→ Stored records
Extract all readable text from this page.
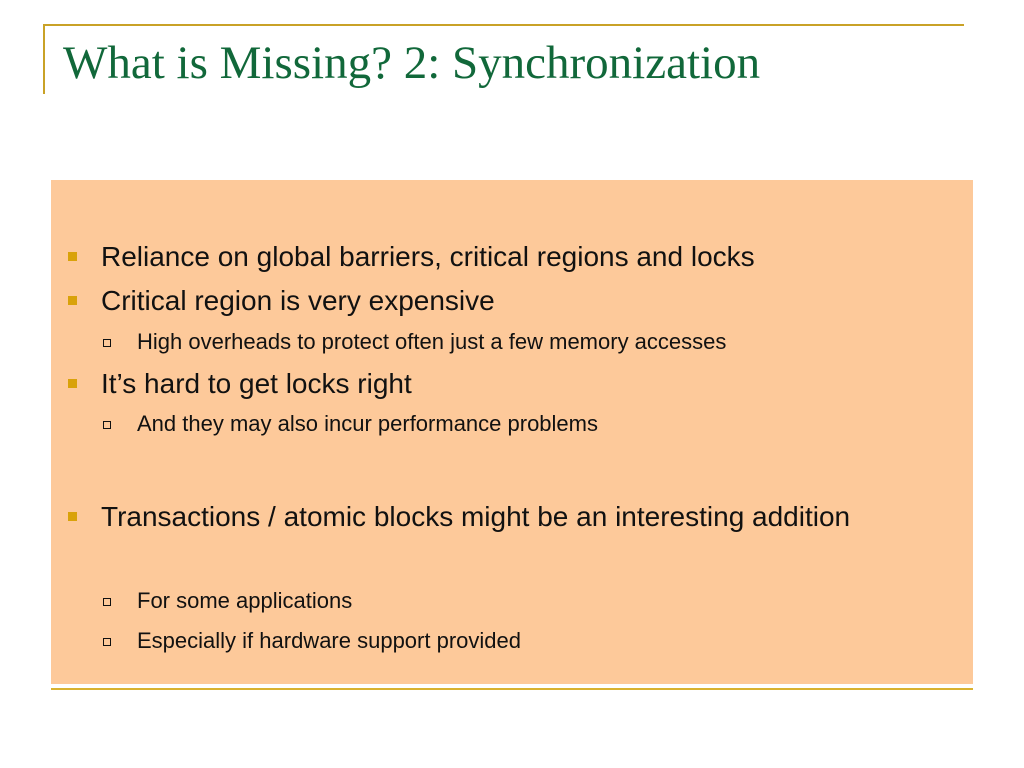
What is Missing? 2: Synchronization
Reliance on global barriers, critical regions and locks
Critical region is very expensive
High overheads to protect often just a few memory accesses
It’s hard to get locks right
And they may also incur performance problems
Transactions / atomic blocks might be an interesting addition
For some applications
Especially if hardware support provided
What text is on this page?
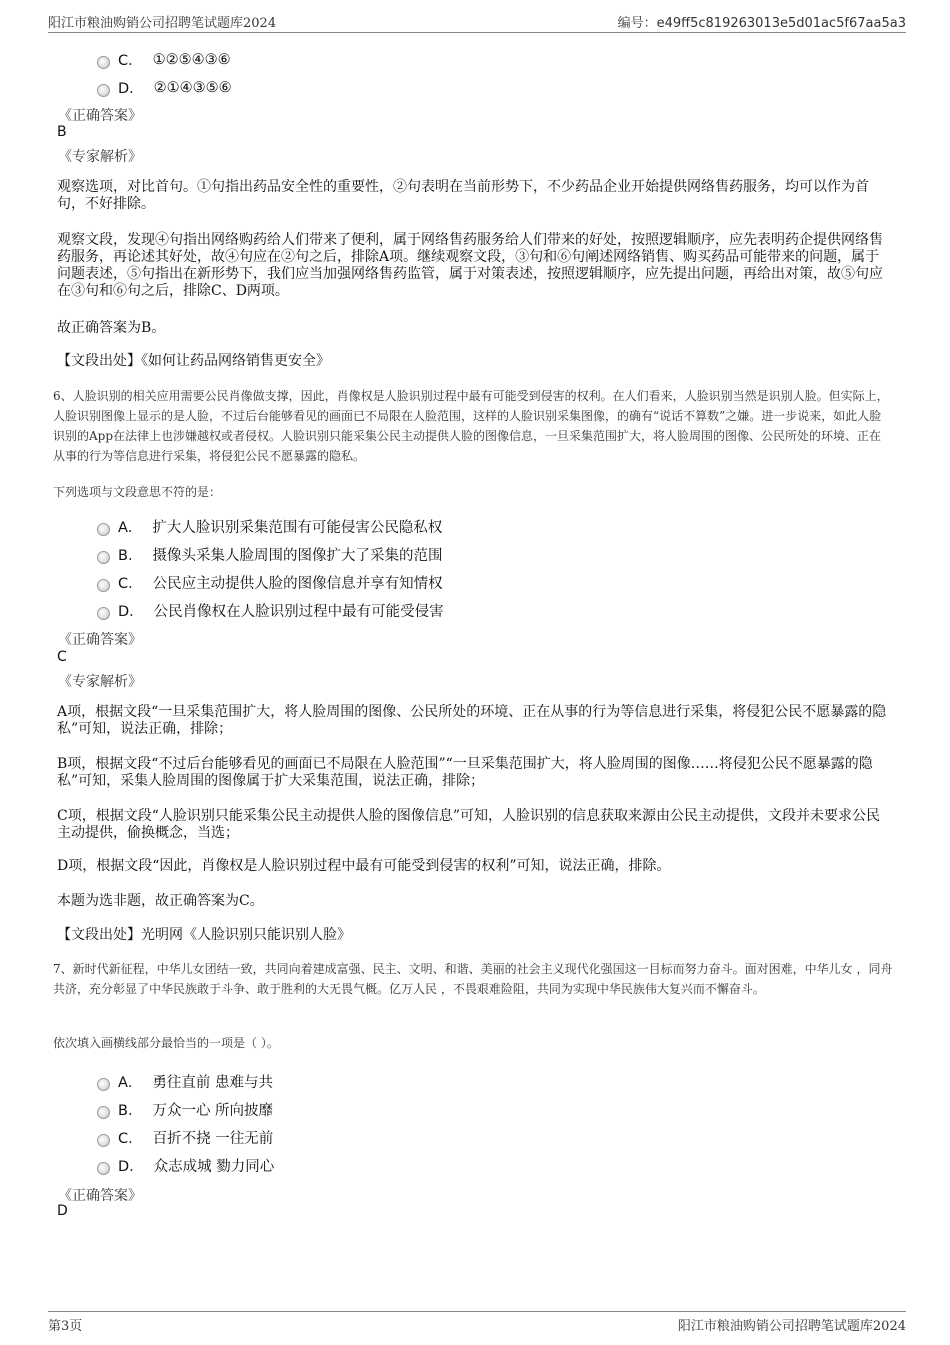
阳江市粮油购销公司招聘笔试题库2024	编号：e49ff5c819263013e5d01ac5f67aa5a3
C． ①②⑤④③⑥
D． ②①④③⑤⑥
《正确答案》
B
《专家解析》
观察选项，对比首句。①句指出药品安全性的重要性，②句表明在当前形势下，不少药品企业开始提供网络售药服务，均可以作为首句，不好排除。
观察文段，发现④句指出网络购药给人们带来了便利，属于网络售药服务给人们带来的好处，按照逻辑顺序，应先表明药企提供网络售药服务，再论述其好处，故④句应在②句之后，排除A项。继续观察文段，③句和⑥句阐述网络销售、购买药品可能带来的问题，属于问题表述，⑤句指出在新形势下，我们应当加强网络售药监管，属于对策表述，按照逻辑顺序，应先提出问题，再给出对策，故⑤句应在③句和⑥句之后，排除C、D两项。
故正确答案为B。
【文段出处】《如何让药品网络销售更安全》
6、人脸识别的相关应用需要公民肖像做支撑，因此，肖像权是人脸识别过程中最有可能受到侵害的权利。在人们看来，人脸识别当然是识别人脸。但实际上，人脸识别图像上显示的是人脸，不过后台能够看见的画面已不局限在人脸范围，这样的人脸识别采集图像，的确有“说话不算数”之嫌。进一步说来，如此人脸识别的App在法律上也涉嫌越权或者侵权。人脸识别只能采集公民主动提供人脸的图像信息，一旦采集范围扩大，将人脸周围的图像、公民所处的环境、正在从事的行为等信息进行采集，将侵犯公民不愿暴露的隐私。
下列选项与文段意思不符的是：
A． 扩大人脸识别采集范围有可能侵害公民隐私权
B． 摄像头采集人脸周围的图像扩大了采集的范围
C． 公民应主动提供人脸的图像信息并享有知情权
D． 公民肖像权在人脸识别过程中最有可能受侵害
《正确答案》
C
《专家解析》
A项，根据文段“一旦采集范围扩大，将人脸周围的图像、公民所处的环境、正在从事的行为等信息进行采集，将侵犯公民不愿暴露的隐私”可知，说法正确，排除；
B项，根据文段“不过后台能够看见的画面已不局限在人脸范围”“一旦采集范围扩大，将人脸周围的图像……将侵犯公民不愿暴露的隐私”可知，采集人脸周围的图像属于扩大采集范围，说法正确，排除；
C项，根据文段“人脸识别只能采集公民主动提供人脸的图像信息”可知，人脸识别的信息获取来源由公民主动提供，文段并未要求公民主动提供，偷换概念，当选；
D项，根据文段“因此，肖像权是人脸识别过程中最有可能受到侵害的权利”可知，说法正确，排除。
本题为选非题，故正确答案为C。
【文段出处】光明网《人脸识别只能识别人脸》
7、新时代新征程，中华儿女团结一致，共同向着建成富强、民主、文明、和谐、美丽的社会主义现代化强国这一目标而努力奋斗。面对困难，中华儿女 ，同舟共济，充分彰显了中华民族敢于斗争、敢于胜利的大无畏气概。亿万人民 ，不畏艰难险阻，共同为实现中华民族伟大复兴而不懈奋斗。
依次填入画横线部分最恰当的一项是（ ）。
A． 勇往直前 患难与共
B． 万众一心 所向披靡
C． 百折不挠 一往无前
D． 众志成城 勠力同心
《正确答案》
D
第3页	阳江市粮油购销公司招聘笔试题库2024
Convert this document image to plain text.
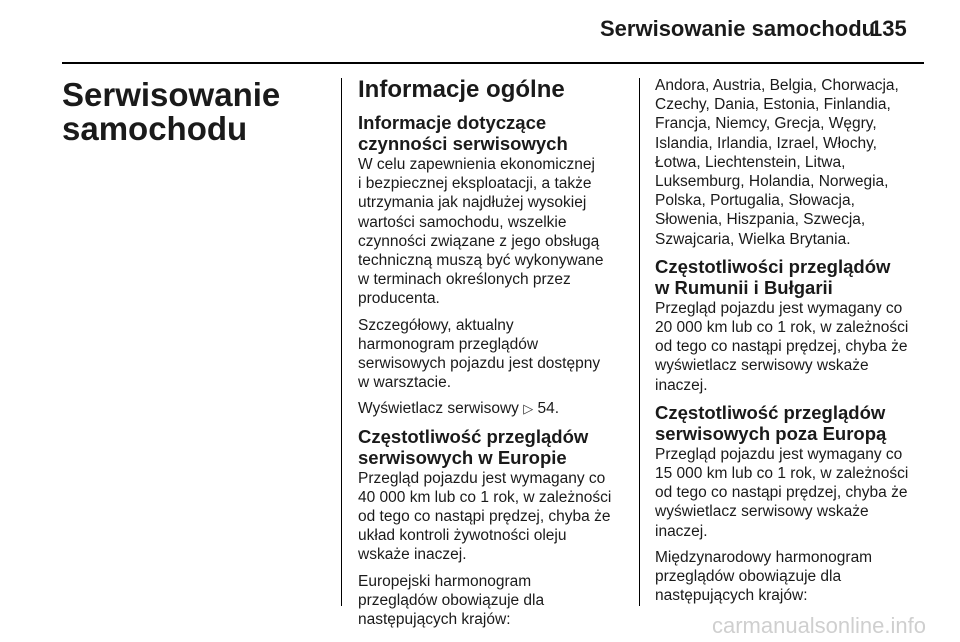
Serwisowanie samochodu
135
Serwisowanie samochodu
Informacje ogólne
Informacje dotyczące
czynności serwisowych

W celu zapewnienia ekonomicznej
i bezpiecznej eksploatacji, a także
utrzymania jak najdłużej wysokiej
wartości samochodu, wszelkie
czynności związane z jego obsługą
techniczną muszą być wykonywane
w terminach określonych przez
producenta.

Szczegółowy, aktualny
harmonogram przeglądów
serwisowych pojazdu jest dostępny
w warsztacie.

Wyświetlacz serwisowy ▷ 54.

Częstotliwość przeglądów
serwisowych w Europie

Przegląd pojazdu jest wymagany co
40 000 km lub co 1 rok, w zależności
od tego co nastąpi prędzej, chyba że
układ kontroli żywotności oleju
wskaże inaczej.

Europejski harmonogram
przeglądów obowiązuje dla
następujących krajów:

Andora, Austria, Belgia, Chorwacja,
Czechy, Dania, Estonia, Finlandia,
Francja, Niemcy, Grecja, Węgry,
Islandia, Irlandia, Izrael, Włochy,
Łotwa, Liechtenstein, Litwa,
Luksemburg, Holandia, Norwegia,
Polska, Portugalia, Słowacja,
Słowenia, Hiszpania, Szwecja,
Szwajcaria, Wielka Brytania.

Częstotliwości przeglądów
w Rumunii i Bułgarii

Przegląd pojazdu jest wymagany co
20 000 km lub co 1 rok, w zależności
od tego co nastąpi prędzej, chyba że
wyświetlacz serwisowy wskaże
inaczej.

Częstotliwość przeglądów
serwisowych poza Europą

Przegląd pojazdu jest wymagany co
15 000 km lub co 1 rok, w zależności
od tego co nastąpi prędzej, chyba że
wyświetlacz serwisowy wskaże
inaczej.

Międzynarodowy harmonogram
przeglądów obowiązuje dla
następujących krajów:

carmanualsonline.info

→ Directions
The entries above are to be returned exactly, without their pictures.

→ The reply
Extract all readable text from this page.
What is Missing? 2: Synchronization
Reliance on global barriers, critical regions and locks
Critical region is very expensive
High overheads to protect often just a few memory accesses
It’s hard to get locks right
And they may also incur performance problems
Transactions / atomic blocks might be an interesting addition
For some applications
Especially if hardware support provided
What text is on this page?
阳江市粮油购销公司招聘笔试题库2024	编号：e49ff5c819263013e5d01ac5f67aa5a3
C． ①②⑤④③⑥
D． ②①④③⑤⑥
《正确答案》
B
《专家解析》
观察选项，对比首句。①句指出药品安全性的重要性，②句表明在当前形势下，不少药品企业开始提供网络售药服务，均可以作为首句，不好排除。
观察文段，发现④句指出网络购药给人们带来了便利，属于网络售药服务给人们带来的好处，按照逻辑顺序，应先表明药企提供网络售药服务，再论述其好处，故④句应在②句之后，排除A项。继续观察文段，③句和⑥句阐述网络销售、购买药品可能带来的问题，属于问题表述，⑤句指出在新形势下，我们应当加强网络售药监管，属于对策表述，按照逻辑顺序，应先提出问题，再给出对策，故⑤句应在③句和⑥句之后，排除C、D两项。
故正确答案为B。
【文段出处】《如何让药品网络销售更安全》
6、人脸识别的相关应用需要公民肖像做支撑，因此，肖像权是人脸识别过程中最有可能受到侵害的权利。在人们看来，人脸识别当然是识别人脸。但实际上，人脸识别图像上显示的是人脸，不过后台能够看见的画面已不局限在人脸范围，这样的人脸识别采集图像，的确有“说话不算数”之嫌。进一步说来，如此人脸识别的App在法律上也涉嫌越权或者侵权。人脸识别只能采集公民主动提供人脸的图像信息，一旦采集范围扩大，将人脸周围的图像、公民所处的环境、正在从事的行为等信息进行采集，将侵犯公民不愿暴露的隐私。
下列选项与文段意思不符的是：
A． 扩大人脸识别采集范围有可能侵害公民隐私权
B． 摄像头采集人脸周围的图像扩大了采集的范围
C． 公民应主动提供人脸的图像信息并享有知情权
D． 公民肖像权在人脸识别过程中最有可能受侵害
《正确答案》
C
《专家解析》
A项，根据文段“一旦采集范围扩大，将人脸周围的图像、公民所处的环境、正在从事的行为等信息进行采集，将侵犯公民不愿暴露的隐私”可知，说法正确，排除；
B项，根据文段“不过后台能够看见的画面已不局限在人脸范围”“一旦采集范围扩大，将人脸周围的图像……将侵犯公民不愿暴露的隐私”可知，采集人脸周围的图像属于扩大采集范围，说法正确，排除；
C项，根据文段“人脸识别只能采集公民主动提供人脸的图像信息”可知，人脸识别的信息获取来源由公民主动提供，文段并未要求公民主动提供，偷换概念，当选；
D项，根据文段“因此，肖像权是人脸识别过程中最有可能受到侵害的权利”可知，说法正确，排除。
本题为选非题，故正确答案为C。
【文段出处】光明网《人脸识别只能识别人脸》
7、新时代新征程，中华儿女团结一致，共同向着建成富强、民主、文明、和谐、美丽的社会主义现代化强国这一目标而努力奋斗。面对困难，中华儿女 ，同舟共济，充分彰显了中华民族敢于斗争、敢于胜利的大无畏气概。亿万人民 ，不畏艰难险阻，共同为实现中华民族伟大复兴而不懈奋斗。
依次填入画横线部分最恰当的一项是（ ）。
A． 勇往直前 患难与共
B． 万众一心 所向披靡
C． 百折不挠 一往无前
D． 众志成城 勠力同心
《正确答案》
D
第3页	阳江市粮油购销公司招聘笔试题库2024
Convert this document image to plain text.
Serwisowanie samochodu
135
Serwisowanie samochodu
Informacje ogólne
Informacje dotyczące
czynności serwisowych

W celu zapewnienia ekonomicznej
i bezpiecznej eksploatacji, a także
utrzymania jak najdłużej wysokiej
wartości samochodu, wszelkie
czynności związane z jego obsługą
techniczną muszą być wykonywane
w terminach określonych przez
producenta.

Szczegółowy, aktualny
harmonogram przeglądów
serwisowych pojazdu jest dostępny
w warsztacie.

Wyświetlacz serwisowy ▷ 54.

Częstotliwość przeglądów
serwisowych w Europie

Przegląd pojazdu jest wymagany co
40 000 km lub co 1 rok, w zależności
od tego co nastąpi prędzej, chyba że
układ kontroli żywotności oleju
wskaże inaczej.

Europejski harmonogram
przeglądów obowiązuje dla
następujących krajów:

Andora, Austria, Belgia, Chorwacja,
Czechy, Dania, Estonia, Finlandia,
Francja, Niemcy, Grecja, Węgry,
Islandia, Irlandia, Izrael, Włochy,
Łotwa, Liechtenstein, Litwa,
Luksemburg, Holandia, Norwegia,
Polska, Portugalia, Słowacja,
Słowenia, Hiszpania, Szwecja,
Szwajcaria, Wielka Brytania.

Częstotliwości przeglądów
w Rumunii i Bułgarii

Przegląd pojazdu jest wymagany co
20 000 km lub co 1 rok, w zależności
od tego co nastąpi prędzej, chyba że
wyświetlacz serwisowy wskaże
inaczej.

Częstotliwość przeglądów
serwisowych poza Europą

Przegląd pojazdu jest wymagany co
15 000 km lub co 1 rok, w zależności
od tego co nastąpi prędzej, chyba że
wyświetlacz serwisowy wskaże
inaczej.

Międzynarodowy harmonogram
przeglądów obowiązuje dla
następujących krajów:

carmanualsonline.info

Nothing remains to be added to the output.